▶ _Records for the task_:

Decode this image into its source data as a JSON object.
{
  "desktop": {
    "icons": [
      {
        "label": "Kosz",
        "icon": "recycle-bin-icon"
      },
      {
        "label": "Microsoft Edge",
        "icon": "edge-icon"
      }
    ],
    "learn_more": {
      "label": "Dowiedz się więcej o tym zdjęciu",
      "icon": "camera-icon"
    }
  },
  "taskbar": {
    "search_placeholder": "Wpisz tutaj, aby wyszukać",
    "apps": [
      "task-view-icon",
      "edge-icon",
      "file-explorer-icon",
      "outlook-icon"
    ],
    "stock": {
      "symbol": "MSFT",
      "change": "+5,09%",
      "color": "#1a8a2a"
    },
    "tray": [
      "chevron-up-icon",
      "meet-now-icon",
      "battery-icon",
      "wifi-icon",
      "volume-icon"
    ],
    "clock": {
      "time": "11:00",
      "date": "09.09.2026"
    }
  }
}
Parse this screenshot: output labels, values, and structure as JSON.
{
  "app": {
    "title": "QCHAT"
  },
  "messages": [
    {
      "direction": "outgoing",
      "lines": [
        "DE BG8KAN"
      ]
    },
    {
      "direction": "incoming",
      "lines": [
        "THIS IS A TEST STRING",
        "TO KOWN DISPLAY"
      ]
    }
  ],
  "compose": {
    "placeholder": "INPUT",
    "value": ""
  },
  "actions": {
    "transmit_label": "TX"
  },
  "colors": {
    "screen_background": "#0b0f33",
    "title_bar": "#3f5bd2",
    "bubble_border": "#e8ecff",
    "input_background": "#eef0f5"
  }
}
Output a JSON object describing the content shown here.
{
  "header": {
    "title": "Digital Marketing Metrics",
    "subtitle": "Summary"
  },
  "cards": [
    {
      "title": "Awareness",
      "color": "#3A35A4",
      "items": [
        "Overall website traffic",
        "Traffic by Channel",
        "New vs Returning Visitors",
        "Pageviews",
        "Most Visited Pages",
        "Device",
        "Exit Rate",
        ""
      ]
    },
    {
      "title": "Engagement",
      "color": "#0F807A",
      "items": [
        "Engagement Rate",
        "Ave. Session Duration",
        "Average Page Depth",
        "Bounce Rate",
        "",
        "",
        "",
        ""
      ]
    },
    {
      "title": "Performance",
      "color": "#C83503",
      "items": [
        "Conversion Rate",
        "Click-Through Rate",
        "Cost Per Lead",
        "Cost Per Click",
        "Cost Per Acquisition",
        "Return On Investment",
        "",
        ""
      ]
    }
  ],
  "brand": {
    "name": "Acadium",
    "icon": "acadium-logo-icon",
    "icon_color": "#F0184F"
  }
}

▶ _Requirement_: Output the listing above word for word.

▶ _Solved problem_:
Decode this image into its source data as a JSON object.
{
  "desktop": {
    "icons": [
      {
        "label": "Kosz",
        "icon": "recycle-bin-icon"
      },
      {
        "label": "Microsoft Edge",
        "icon": "edge-icon"
      }
    ],
    "learn_more": {
      "label": "Dowiedz się więcej o tym zdjęciu",
      "icon": "camera-icon"
    }
  },
  "taskbar": {
    "search_placeholder": "Wpisz tutaj, aby wyszukać",
    "apps": [
      "task-view-icon",
      "edge-icon",
      "file-explorer-icon",
      "outlook-icon"
    ],
    "stock": {
      "symbol": "MSFT",
      "change": "+5,09%",
      "color": "#1a8a2a"
    },
    "tray": [
      "chevron-up-icon",
      "meet-now-icon",
      "battery-icon",
      "wifi-icon",
      "volume-icon"
    ],
    "clock": {
      "time": "11:00",
      "date": "09.09.2026"
    }
  }
}
Parse this screenshot: output labels, values, and structure as JSON.
{
  "app": {
    "title": "QCHAT"
  },
  "messages": [
    {
      "direction": "outgoing",
      "lines": [
        "DE BG8KAN"
      ]
    },
    {
      "direction": "incoming",
      "lines": [
        "THIS IS A TEST STRING",
        "TO KOWN DISPLAY"
      ]
    }
  ],
  "compose": {
    "placeholder": "INPUT",
    "value": ""
  },
  "actions": {
    "transmit_label": "TX"
  },
  "colors": {
    "screen_background": "#0b0f33",
    "title_bar": "#3f5bd2",
    "bubble_border": "#e8ecff",
    "input_background": "#eef0f5"
  }
}
Output a JSON object describing the content shown here.
{
  "header": {
    "title": "Digital Marketing Metrics",
    "subtitle": "Summary"
  },
  "cards": [
    {
      "title": "Awareness",
      "color": "#3A35A4",
      "items": [
        "Overall website traffic",
        "Traffic by Channel",
        "New vs Returning Visitors",
        "Pageviews",
        "Most Visited Pages",
        "Device",
        "Exit Rate",
        ""
      ]
    },
    {
      "title": "Engagement",
      "color": "#0F807A",
      "items": [
        "Engagement Rate",
        "Ave. Session Duration",
        "Average Page Depth",
        "Bounce Rate",
        "",
        "",
        "",
        ""
      ]
    },
    {
      "title": "Performance",
      "color": "#C83503",
      "items": [
        "Conversion Rate",
        "Click-Through Rate",
        "Cost Per Lead",
        "Cost Per Click",
        "Cost Per Acquisition",
        "Return On Investment",
        "",
        ""
      ]
    }
  ],
  "brand": {
    "name": "Acadium",
    "icon": "acadium-logo-icon",
    "icon_color": "#F0184F"
  }
}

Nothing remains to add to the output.